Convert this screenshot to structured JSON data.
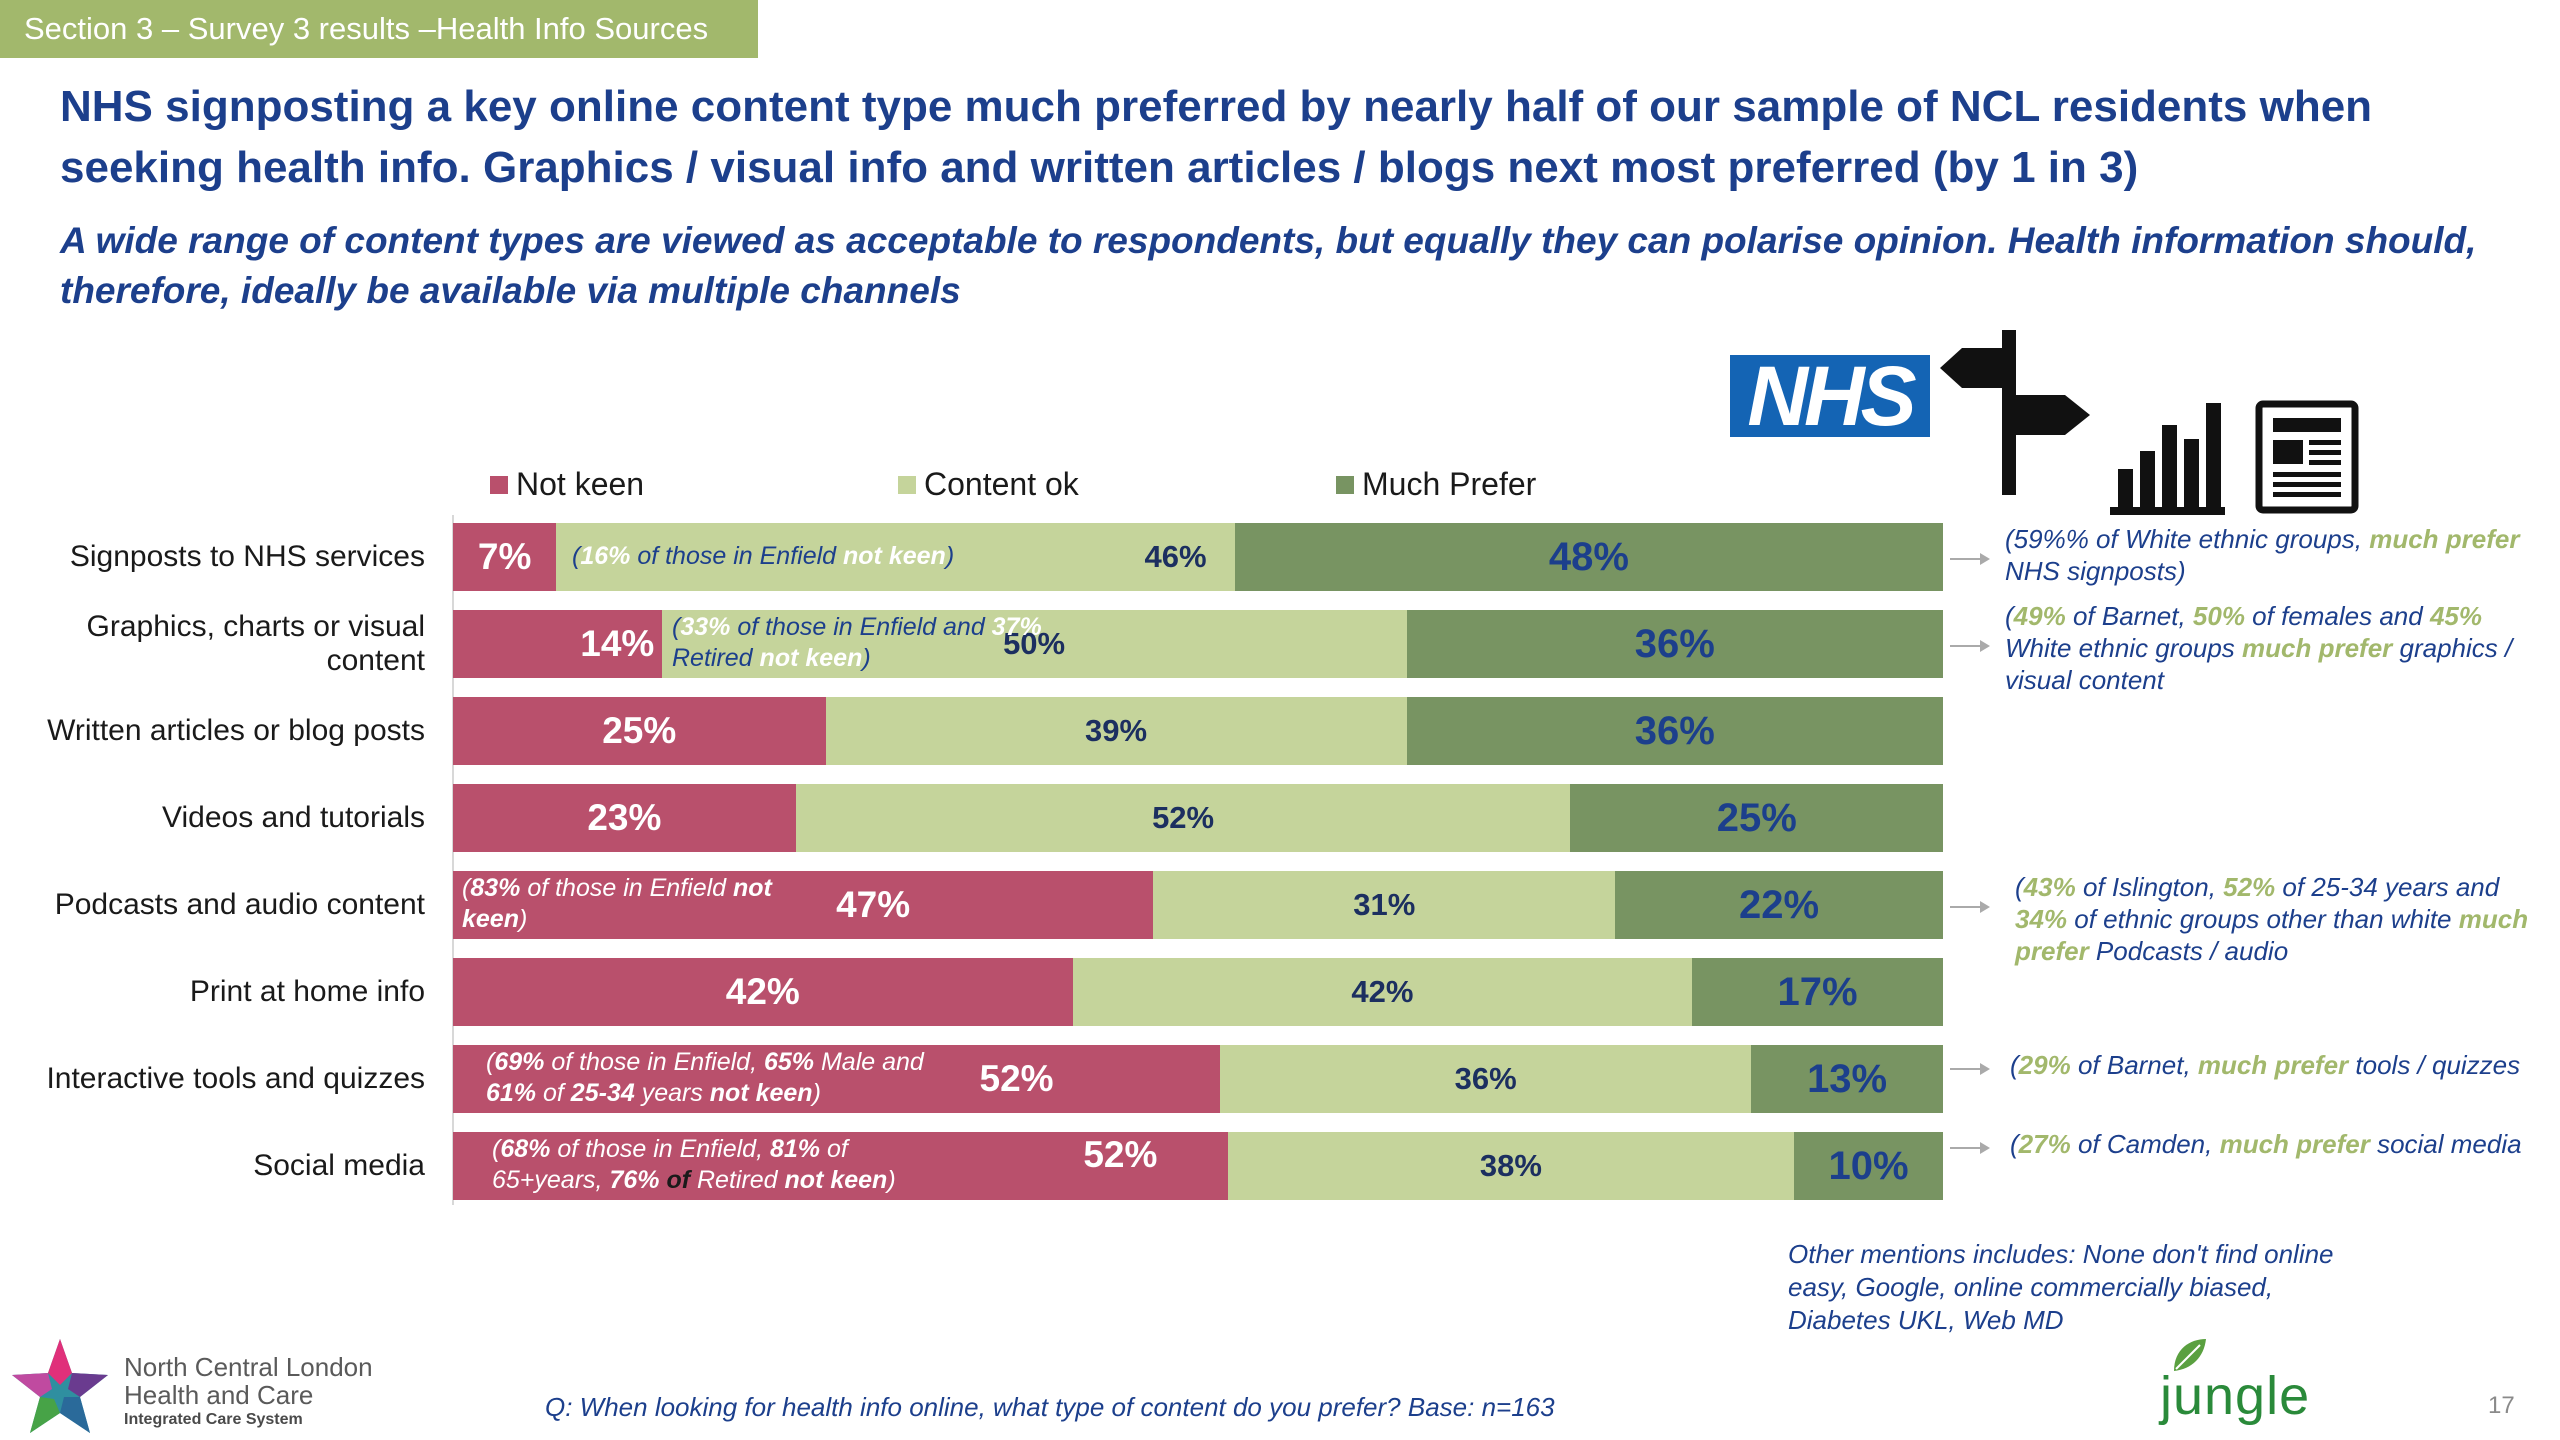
{
  "header": {
    "section_tab": "Section 3 – Survey 3 results –Health Info Sources",
    "title": "NHS signposting a key online content type much preferred by nearly half of our sample of NCL residents when seeking health info.  Graphics / visual info and written articles / blogs next most preferred (by 1 in 3)",
    "subtitle": "A wide range of content types are viewed as acceptable to respondents, but equally they can polarise opinion. Health information should, therefore, ideally be available via multiple channels"
  },
  "icons": {
    "nhs_logo": "NHS",
    "signpost": "signpost-icon",
    "barchart": "barchart-icon",
    "newspaper": "newspaper-icon"
  },
  "colors": {
    "not_keen": "#b9506c",
    "content_ok": "#c5d49b",
    "much_prefer": "#789462",
    "title": "#1c3f8c",
    "section_tab": "#a2b86c"
  },
  "chart_data": {
    "type": "bar",
    "orientation": "horizontal",
    "stacked": "100%",
    "legend_position": "top",
    "categories": [
      "Signposts to NHS services",
      "Graphics, charts or visual content",
      "Written articles or blog posts",
      "Videos and tutorials",
      "Podcasts and audio content",
      "Print at home info",
      "Interactive tools and quizzes",
      "Social media"
    ],
    "series": [
      {
        "name": "Not keen",
        "values": [
          7,
          14,
          25,
          23,
          47,
          42,
          52,
          52
        ],
        "labels": [
          "7%",
          "14%",
          "25%",
          "23%",
          "47%",
          "42%",
          "52%",
          "52%"
        ]
      },
      {
        "name": "Content ok",
        "values": [
          46,
          50,
          39,
          52,
          31,
          42,
          36,
          38
        ],
        "labels": [
          "46%",
          "50%",
          "39%",
          "52%",
          "31%",
          "42%",
          "36%",
          "38%"
        ]
      },
      {
        "name": "Much Prefer",
        "values": [
          48,
          36,
          36,
          25,
          22,
          17,
          13,
          10
        ],
        "labels": [
          "48%",
          "36%",
          "36%",
          "25%",
          "22%",
          "17%",
          "13%",
          "10%"
        ]
      }
    ]
  },
  "inbar_notes": {
    "signposts": {
      "open": "(",
      "pct": "16%",
      "mid": " of those in Enfield ",
      "tail": "not keen",
      "close": ")"
    },
    "graphics": {
      "open": "(",
      "pct1": "33%",
      "mid1": " of those in Enfield and ",
      "pct2": "37%",
      "mid2": " Retired ",
      "tail": "not keen",
      "close": ")"
    },
    "podcasts": {
      "open": "(",
      "pct": "83%",
      "mid": " of those in Enfield ",
      "tail": "not keen",
      "close": ")"
    },
    "interactive": {
      "open": "(",
      "pct1": "69%",
      "mid1": " of those in Enfield, ",
      "pct2": "65%",
      "mid2": " Male and ",
      "pct3": "61%",
      "mid3": " of ",
      "grp": "25-34",
      "mid4": " years ",
      "tail": "not keen",
      "close": ")"
    },
    "social": {
      "open": "(",
      "pct1": "68%",
      "mid1": " of those in Enfield, ",
      "pct2": "81%",
      "mid2": " of 65+years, ",
      "pct3": "76%",
      "mid3": " ",
      "of": "of",
      "mid4": " Retired ",
      "tail": "not keen",
      "close": ")"
    }
  },
  "side_notes": {
    "signposts": {
      "open": "(",
      "pct": "59%%",
      "mid": " of White ethnic groups, ",
      "hl": "much prefer",
      "tail": " NHS signposts)"
    },
    "graphics": {
      "open": "(",
      "a": "49%",
      "b": " of Barnet, ",
      "c": "50%",
      "d": " of females and ",
      "e": "45%",
      "f": " White ethnic groups ",
      "hl": "much prefer",
      "tail": "  graphics / visual content"
    },
    "podcasts": {
      "open": "(",
      "a": "43%",
      "b": " of Islington, ",
      "c": "52%",
      "d": " of 25-34 years and ",
      "e": "34%",
      "f": " of ethnic groups other than white  ",
      "hl": "much prefer",
      "tail": " Podcasts  / audio"
    },
    "interactive": {
      "open": "(",
      "a": "29%",
      "b": " of Barnet, ",
      "hl": "much prefer",
      "tail": " tools / quizzes"
    },
    "social": {
      "open": "(",
      "a": "27%",
      "b": " of Camden, ",
      "hl": "much prefer",
      "tail": " social media"
    }
  },
  "footer": {
    "other_mentions": "Other mentions includes: None don't find online easy, Google, online commercially biased, Diabetes UKL, Web MD",
    "question": "Q: When looking for health info online, what type of content do you prefer? Base: n=163",
    "page_number": "17",
    "ncl_line1": "North Central London",
    "ncl_line2": "Health and Care",
    "ncl_line3": "Integrated Care System",
    "jungle_green": "jungle green"
  }
}
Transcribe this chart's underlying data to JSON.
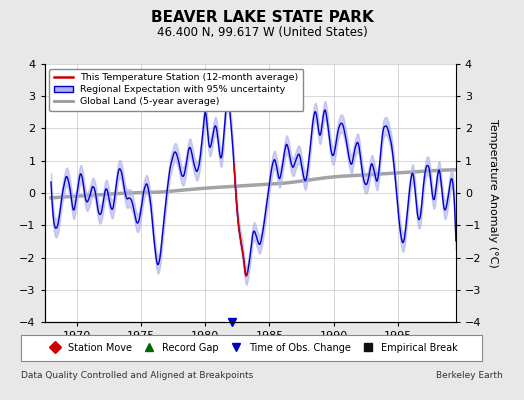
{
  "title": "BEAVER LAKE STATE PARK",
  "subtitle": "46.400 N, 99.617 W (United States)",
  "ylabel": "Temperature Anomaly (°C)",
  "xlabel_note": "Data Quality Controlled and Aligned at Breakpoints",
  "credit": "Berkeley Earth",
  "ylim": [
    -4,
    4
  ],
  "xlim": [
    1967.5,
    1999.5
  ],
  "xticks": [
    1970,
    1975,
    1980,
    1985,
    1990,
    1995
  ],
  "yticks": [
    -4,
    -3,
    -2,
    -1,
    0,
    1,
    2,
    3,
    4
  ],
  "bg_color": "#e8e8e8",
  "plot_bg_color": "#ffffff",
  "grid_color": "#c8c8c8",
  "station_color": "#cc0000",
  "regional_color": "#0000cc",
  "regional_fill": "#b0b0ee",
  "global_color": "#999999",
  "legend_items": [
    "This Temperature Station (12-month average)",
    "Regional Expectation with 95% uncertainty",
    "Global Land (5-year average)"
  ],
  "bottom_legend": [
    {
      "label": "Station Move",
      "color": "#cc0000",
      "marker": "D"
    },
    {
      "label": "Record Gap",
      "color": "#006600",
      "marker": "^"
    },
    {
      "label": "Time of Obs. Change",
      "color": "#0000cc",
      "marker": "v"
    },
    {
      "label": "Empirical Break",
      "color": "#111111",
      "marker": "s"
    }
  ],
  "regional_keypoints": [
    [
      1968.0,
      0.3
    ],
    [
      1968.8,
      -0.3
    ],
    [
      1969.3,
      0.5
    ],
    [
      1969.8,
      -0.5
    ],
    [
      1970.3,
      0.6
    ],
    [
      1970.8,
      -0.3
    ],
    [
      1971.3,
      0.2
    ],
    [
      1971.8,
      -0.7
    ],
    [
      1972.3,
      0.1
    ],
    [
      1972.8,
      -0.5
    ],
    [
      1973.3,
      0.8
    ],
    [
      1973.8,
      0.0
    ],
    [
      1974.3,
      -0.3
    ],
    [
      1974.8,
      -0.9
    ],
    [
      1975.3,
      0.2
    ],
    [
      1975.8,
      -0.5
    ],
    [
      1976.3,
      -2.2
    ],
    [
      1976.8,
      -0.8
    ],
    [
      1977.3,
      0.8
    ],
    [
      1977.8,
      1.2
    ],
    [
      1978.3,
      0.5
    ],
    [
      1978.8,
      1.4
    ],
    [
      1979.3,
      0.7
    ],
    [
      1979.8,
      1.8
    ],
    [
      1980.0,
      2.5
    ],
    [
      1980.3,
      1.5
    ],
    [
      1980.8,
      2.1
    ],
    [
      1981.3,
      1.2
    ],
    [
      1981.6,
      2.6
    ],
    [
      1982.0,
      2.2
    ],
    [
      1982.3,
      0.5
    ],
    [
      1982.6,
      -1.0
    ],
    [
      1982.9,
      -1.8
    ],
    [
      1983.2,
      -2.5
    ],
    [
      1983.5,
      -1.9
    ],
    [
      1983.8,
      -1.2
    ],
    [
      1984.2,
      -1.6
    ],
    [
      1984.6,
      -0.8
    ],
    [
      1985.0,
      0.3
    ],
    [
      1985.4,
      1.0
    ],
    [
      1985.8,
      0.5
    ],
    [
      1986.3,
      1.5
    ],
    [
      1986.8,
      0.8
    ],
    [
      1987.3,
      1.2
    ],
    [
      1987.8,
      0.4
    ],
    [
      1988.3,
      2.0
    ],
    [
      1988.6,
      2.5
    ],
    [
      1988.9,
      1.8
    ],
    [
      1989.3,
      2.6
    ],
    [
      1989.6,
      1.9
    ],
    [
      1989.9,
      1.2
    ],
    [
      1990.3,
      1.8
    ],
    [
      1990.7,
      2.1
    ],
    [
      1991.0,
      1.5
    ],
    [
      1991.4,
      0.9
    ],
    [
      1991.8,
      1.6
    ],
    [
      1992.2,
      0.7
    ],
    [
      1992.6,
      0.3
    ],
    [
      1993.0,
      0.9
    ],
    [
      1993.4,
      0.4
    ],
    [
      1993.8,
      1.8
    ],
    [
      1994.2,
      2.0
    ],
    [
      1994.6,
      1.2
    ],
    [
      1995.0,
      -0.5
    ],
    [
      1995.4,
      -1.5
    ],
    [
      1995.8,
      -0.3
    ],
    [
      1996.2,
      0.5
    ],
    [
      1996.6,
      -0.8
    ],
    [
      1997.0,
      0.3
    ],
    [
      1997.4,
      0.8
    ],
    [
      1997.8,
      -0.2
    ],
    [
      1998.2,
      0.7
    ],
    [
      1998.6,
      -0.5
    ],
    [
      1999.0,
      0.2
    ],
    [
      1999.5,
      -1.5
    ]
  ],
  "global_keypoints": [
    [
      1968.0,
      -0.15
    ],
    [
      1970.0,
      -0.1
    ],
    [
      1972.0,
      -0.05
    ],
    [
      1974.0,
      0.0
    ],
    [
      1976.0,
      0.02
    ],
    [
      1978.0,
      0.08
    ],
    [
      1980.0,
      0.15
    ],
    [
      1982.0,
      0.2
    ],
    [
      1984.0,
      0.25
    ],
    [
      1986.0,
      0.3
    ],
    [
      1988.0,
      0.4
    ],
    [
      1990.0,
      0.5
    ],
    [
      1992.0,
      0.55
    ],
    [
      1994.0,
      0.6
    ],
    [
      1996.0,
      0.65
    ],
    [
      1998.0,
      0.7
    ],
    [
      1999.5,
      0.72
    ]
  ],
  "station_segment": {
    "x_start": 1982.2,
    "x_end": 1983.3
  },
  "obs_change_year": 1982.05,
  "uncertainty_band": 0.28
}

--------------------

> **WHAT TO PRODUCE**
From the entries above, copy out every line where the string "Care" appears.

> **FULL RESPONSE**
    "ncl_line2": "Health and Care",
    "ncl_line3": "Integrated Care System",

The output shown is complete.